*WRITTEN TASK*. Show all lines holding the string "사법부가".

*Stored items*.
__________

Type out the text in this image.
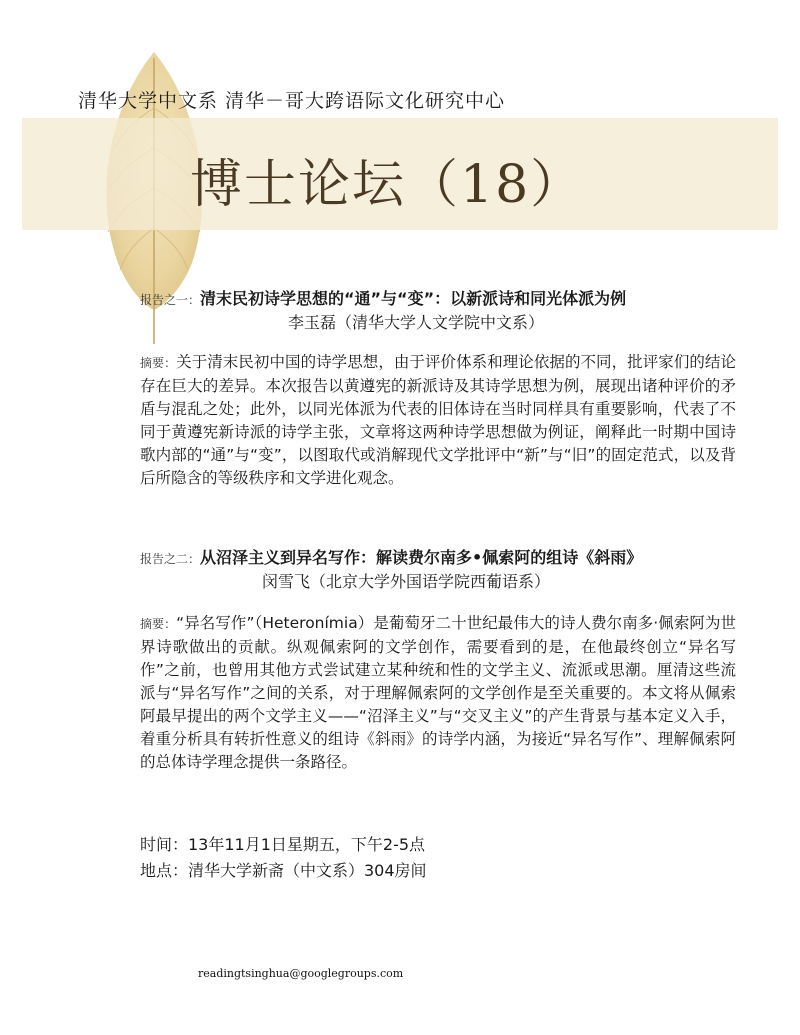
清华大学中文系 清华－哥大跨语际文化研究中心
博士论坛（18）
报告之一：清末民初诗学思想的“通”与“变”：以新派诗和同光体派为例
李玉磊（清华大学人文学院中文系）
摘要：关于清末民初中国的诗学思想，由于评价体系和理论依据的不同，批评家们的结论存在巨大的差异。本次报告以黄遵宪的新派诗及其诗学思想为例，展现出诸种评价的矛盾与混乱之处；此外，以同光体派为代表的旧体诗在当时同样具有重要影响，代表了不同于黄遵宪新诗派的诗学主张，文章将这两种诗学思想做为例证，阐释此一时期中国诗歌内部的“通”与“变”，以图取代或消解现代文学批评中“新”与“旧”的固定范式，以及背后所隐含的等级秩序和文学进化观念。
报告之二：从沼泽主义到异名写作：解读费尔南多•佩索阿的组诗《斜雨》
闵雪飞（北京大学外国语学院西葡语系）
摘要：“异名写作”（Heteronímia）是葡萄牙二十世纪最伟大的诗人费尔南多·佩索阿为世界诗歌做出的贡献。纵观佩索阿的文学创作，需要看到的是，在他最终创立“异名写作”之前，也曾用其他方式尝试建立某种统和性的文学主义、流派或思潮。厘清这些流派与“异名写作”之间的关系，对于理解佩索阿的文学创作是至关重要的。本文将从佩索阿最早提出的两个文学主义——“沼泽主义”与“交叉主义”的产生背景与基本定义入手，着重分析具有转折性意义的组诗《斜雨》的诗学内涵，为接近“异名写作”、理解佩索阿的总体诗学理念提供一条路径。
时间：13年11月1日星期五，下午2-5点
地点：清华大学新斋（中文系）304房间
readingtsinghua@googlegroups.com
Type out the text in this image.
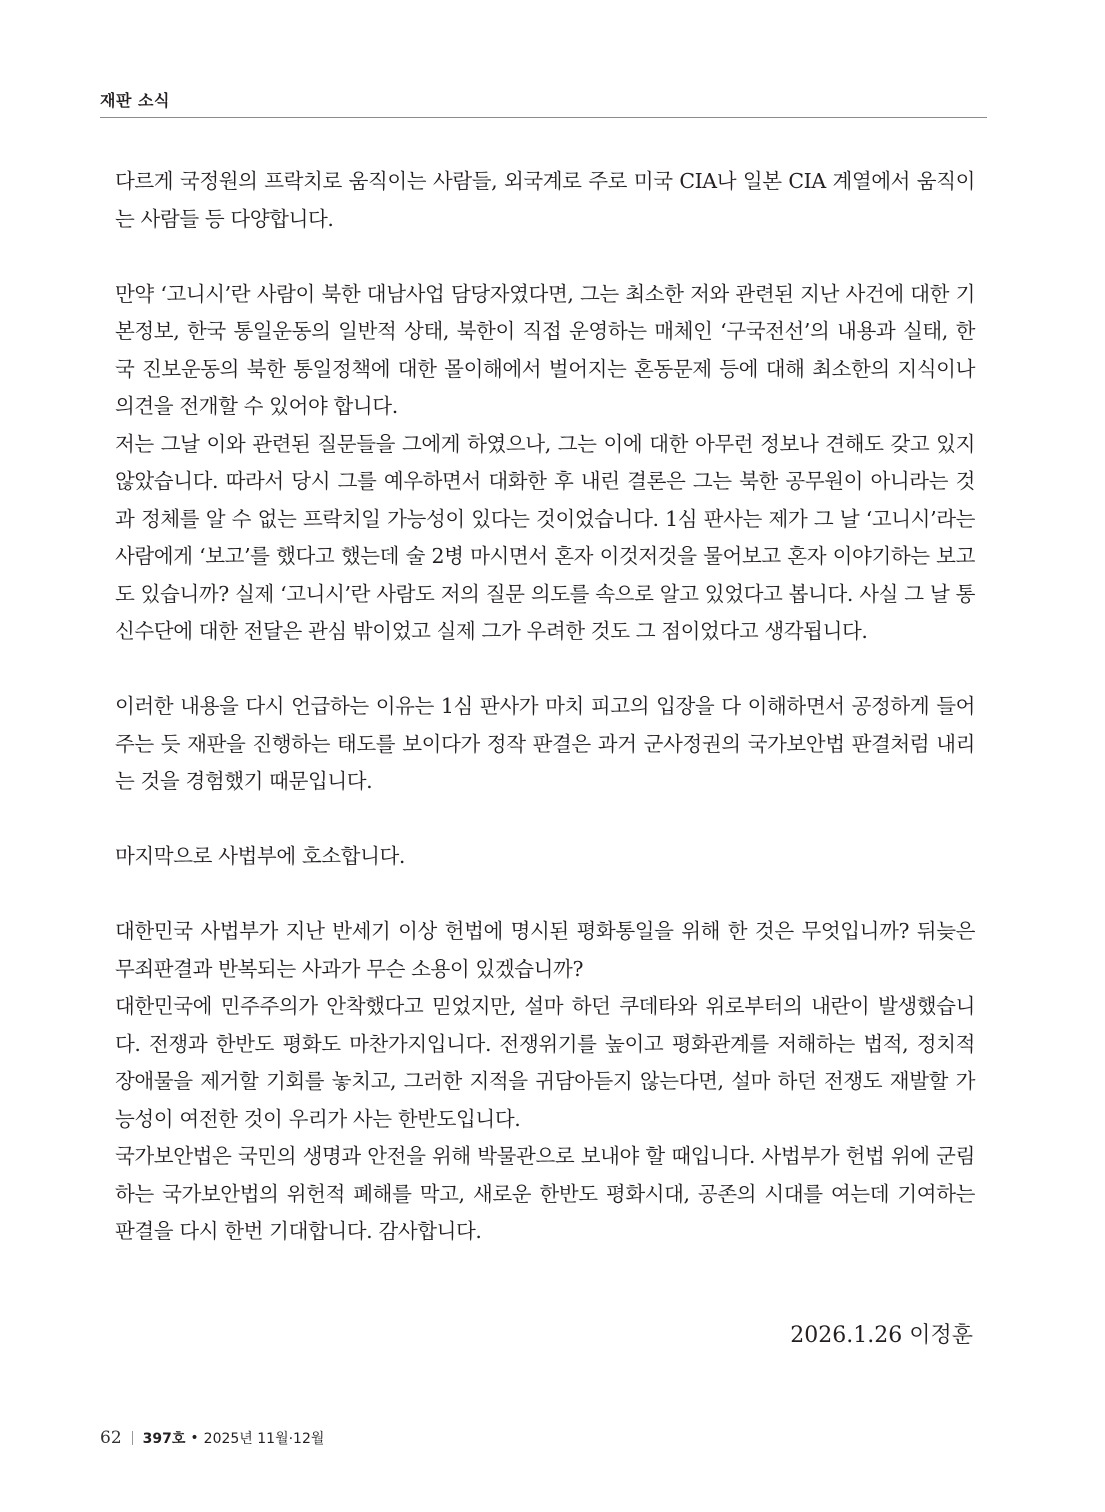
재판 소식

다르게 국정원의 프락치로 움직이는 사람들, 외국계로 주로 미국 CIA나 일본 CIA 계열에서 움직이는 사람들 등 다양합니다.

만약 ‘고니시’란 사람이 북한 대남사업 담당자였다면, 그는 최소한 저와 관련된 지난 사건에 대한 기본정보, 한국 통일운동의 일반적 상태, 북한이 직접 운영하는 매체인 ‘구국전선’의 내용과 실태, 한국 진보운동의 북한 통일정책에 대한 몰이해에서 벌어지는 혼동문제 등에 대해 최소한의 지식이나 의견을 전개할 수 있어야 합니다.

저는 그날 이와 관련된 질문들을 그에게 하였으나, 그는 이에 대한 아무런 정보나 견해도 갖고 있지 않았습니다. 따라서 당시 그를 예우하면서 대화한 후 내린 결론은 그는 북한 공무원이 아니라는 것과 정체를 알 수 없는 프락치일 가능성이 있다는 것이었습니다. 1심 판사는 제가 그 날 ‘고니시’라는 사람에게 ‘보고’를 했다고 했는데 술 2병 마시면서 혼자 이것저것을 물어보고 혼자 이야기하는 보고도 있습니까? 실제 ‘고니시’란 사람도 저의 질문 의도를 속으로 알고 있었다고 봅니다. 사실 그 날 통신수단에 대한 전달은 관심 밖이었고 실제 그가 우려한 것도 그 점이었다고 생각됩니다.

이러한 내용을 다시 언급하는 이유는 1심 판사가 마치 피고의 입장을 다 이해하면서 공정하게 들어주는 듯 재판을 진행하는 태도를 보이다가 정작 판결은 과거 군사정권의 국가보안법 판결처럼 내리는 것을 경험했기 때문입니다.

마지막으로 사법부에 호소합니다.

대한민국 사법부가 지난 반세기 이상 헌법에 명시된 평화통일을 위해 한 것은 무엇입니까? 뒤늦은 무죄판결과 반복되는 사과가 무슨 소용이 있겠습니까?

대한민국에 민주주의가 안착했다고 믿었지만, 설마 하던 쿠데타와 위로부터의 내란이 발생했습니다. 전쟁과 한반도 평화도 마찬가지입니다. 전쟁위기를 높이고 평화관계를 저해하는 법적, 정치적 장애물을 제거할 기회를 놓치고, 그러한 지적을 귀담아듣지 않는다면, 설마 하던 전쟁도 재발할 가능성이 여전한 것이 우리가 사는 한반도입니다.

국가보안법은 국민의 생명과 안전을 위해 박물관으로 보내야 할 때입니다. 사법부가 헌법 위에 군림하는 국가보안법의 위헌적 폐해를 막고, 새로운 한반도 평화시대, 공존의 시대를 여는데 기여하는 판결을 다시 한번 기대합니다. 감사합니다.

2026.1.26 이정훈
62 397호 • 2025년 11월·12월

__________

*RESULT*.
대한민국 사법부가 지난 반세기 이상 헌법에 명시된 평화통일을 위해 한 것은 무엇입니까? 뒤늦은 무죄판결과 반복되는 사과가 무슨 소용이 있겠습니까?
국가보안법은 국민의 생명과 안전을 위해 박물관으로 보내야 할 때입니다. 사법부가 헌법 위에 군림하는 국가보안법의 위헌적 폐해를 막고, 새로운 한반도 평화시대, 공존의 시대를 여는데 기여하는 판결을 다시 한번 기대합니다. 감사합니다.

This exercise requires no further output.